- WHAT IS BEING ASKED -
Quote all of the data below exactly, please.
-*-*-
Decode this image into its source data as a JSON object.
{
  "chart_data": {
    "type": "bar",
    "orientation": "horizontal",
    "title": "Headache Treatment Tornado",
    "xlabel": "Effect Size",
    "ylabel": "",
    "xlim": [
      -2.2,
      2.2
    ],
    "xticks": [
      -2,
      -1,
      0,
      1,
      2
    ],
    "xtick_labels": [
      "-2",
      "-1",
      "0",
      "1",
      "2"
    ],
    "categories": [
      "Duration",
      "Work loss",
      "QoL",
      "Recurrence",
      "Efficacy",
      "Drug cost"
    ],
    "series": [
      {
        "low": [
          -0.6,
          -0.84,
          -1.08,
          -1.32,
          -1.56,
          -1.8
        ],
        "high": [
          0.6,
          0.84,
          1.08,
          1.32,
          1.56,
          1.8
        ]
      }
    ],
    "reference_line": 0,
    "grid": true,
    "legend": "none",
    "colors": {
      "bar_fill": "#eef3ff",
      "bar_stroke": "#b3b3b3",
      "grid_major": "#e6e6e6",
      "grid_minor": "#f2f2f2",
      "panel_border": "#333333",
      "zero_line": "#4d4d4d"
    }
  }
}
-*-*-
- FULL RESPONSE -
Decode this image into its source data as a JSON object.
{
  "chart_data": {
    "type": "bar",
    "orientation": "horizontal",
    "title": "Headache Treatment Tornado",
    "xlabel": "Effect Size",
    "ylabel": "",
    "xlim": [
      -2.2,
      2.2
    ],
    "xticks": [
      -2,
      -1,
      0,
      1,
      2
    ],
    "xtick_labels": [
      "-2",
      "-1",
      "0",
      "1",
      "2"
    ],
    "categories": [
      "Duration",
      "Work loss",
      "QoL",
      "Recurrence",
      "Efficacy",
      "Drug cost"
    ],
    "series": [
      {
        "low": [
          -0.6,
          -0.84,
          -1.08,
          -1.32,
          -1.56,
          -1.8
        ],
        "high": [
          0.6,
          0.84,
          1.08,
          1.32,
          1.56,
          1.8
        ]
      }
    ],
    "reference_line": 0,
    "grid": true,
    "legend": "none",
    "colors": {
      "bar_fill": "#eef3ff",
      "bar_stroke": "#b3b3b3",
      "grid_major": "#e6e6e6",
      "grid_minor": "#f2f2f2",
      "panel_border": "#333333",
      "zero_line": "#4d4d4d"
    }
  }
}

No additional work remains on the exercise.